All material below is to be reproduced exactly.

____________________

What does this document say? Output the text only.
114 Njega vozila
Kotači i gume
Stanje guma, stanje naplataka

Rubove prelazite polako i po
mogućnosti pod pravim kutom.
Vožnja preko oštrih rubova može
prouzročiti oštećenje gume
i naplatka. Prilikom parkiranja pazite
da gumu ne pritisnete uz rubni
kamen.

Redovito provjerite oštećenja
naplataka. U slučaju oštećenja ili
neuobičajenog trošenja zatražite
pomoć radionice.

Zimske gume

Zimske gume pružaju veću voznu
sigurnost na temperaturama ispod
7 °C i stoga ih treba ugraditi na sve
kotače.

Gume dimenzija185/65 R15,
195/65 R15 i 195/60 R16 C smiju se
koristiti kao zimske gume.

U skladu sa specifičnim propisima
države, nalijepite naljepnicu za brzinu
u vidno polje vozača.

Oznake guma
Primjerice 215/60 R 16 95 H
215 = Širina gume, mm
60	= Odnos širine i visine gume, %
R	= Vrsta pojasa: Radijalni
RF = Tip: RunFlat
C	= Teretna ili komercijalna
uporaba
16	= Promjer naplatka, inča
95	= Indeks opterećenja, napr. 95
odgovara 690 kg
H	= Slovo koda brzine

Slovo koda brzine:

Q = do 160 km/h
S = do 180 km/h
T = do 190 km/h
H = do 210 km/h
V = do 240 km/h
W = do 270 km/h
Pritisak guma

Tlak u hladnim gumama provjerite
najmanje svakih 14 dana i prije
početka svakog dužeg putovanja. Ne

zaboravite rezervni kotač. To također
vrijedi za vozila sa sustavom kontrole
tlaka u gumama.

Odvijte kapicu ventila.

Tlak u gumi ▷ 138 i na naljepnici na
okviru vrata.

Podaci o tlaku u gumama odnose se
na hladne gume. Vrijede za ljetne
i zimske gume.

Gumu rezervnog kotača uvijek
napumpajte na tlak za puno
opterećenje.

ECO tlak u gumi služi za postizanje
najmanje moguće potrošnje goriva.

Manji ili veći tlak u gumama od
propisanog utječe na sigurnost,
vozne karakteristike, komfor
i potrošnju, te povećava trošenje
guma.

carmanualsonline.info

____________________

**Correct result**
What does this document say? Output the text only.
114 Njega vozila
Kotači i gume
Stanje guma, stanje naplataka

Rubove prelazite polako i po
mogućnosti pod pravim kutom.
Vožnja preko oštrih rubova može
prouzročiti oštećenje gume
i naplatka. Prilikom parkiranja pazite
da gumu ne pritisnete uz rubni
kamen.

Redovito provjerite oštećenja
naplataka. U slučaju oštećenja ili
neuobičajenog trošenja zatražite
pomoć radionice.

Zimske gume

Zimske gume pružaju veću voznu
sigurnost na temperaturama ispod
7 °C i stoga ih treba ugraditi na sve
kotače.

Gume dimenzija185/65 R15,
195/65 R15 i 195/60 R16 C smiju se
koristiti kao zimske gume.

U skladu sa specifičnim propisima
države, nalijepite naljepnicu za brzinu
u vidno polje vozača.

Oznake guma
Primjerice 215/60 R 16 95 H
215 = Širina gume, mm
60	= Odnos širine i visine gume, %
R	= Vrsta pojasa: Radijalni
RF = Tip: RunFlat
C	= Teretna ili komercijalna
uporaba
16	= Promjer naplatka, inča
95	= Indeks opterećenja, napr. 95
odgovara 690 kg
H	= Slovo koda brzine

Slovo koda brzine:

Q = do 160 km/h
S = do 180 km/h
T = do 190 km/h
H = do 210 km/h
V = do 240 km/h
W = do 270 km/h
Pritisak guma

Tlak u hladnim gumama provjerite
najmanje svakih 14 dana i prije
početka svakog dužeg putovanja. Ne

zaboravite rezervni kotač. To također
vrijedi za vozila sa sustavom kontrole
tlaka u gumama.

Odvijte kapicu ventila.

Tlak u gumi ▷ 138 i na naljepnici na
okviru vrata.

Podaci o tlaku u gumama odnose se
na hladne gume. Vrijede za ljetne
i zimske gume.

Gumu rezervnog kotača uvijek
napumpajte na tlak za puno
opterećenje.

ECO tlak u gumi služi za postizanje
najmanje moguće potrošnje goriva.

Manji ili veći tlak u gumama od
propisanog utječe na sigurnost,
vozne karakteristike, komfor
i potrošnju, te povećava trošenje
guma.

carmanualsonline.info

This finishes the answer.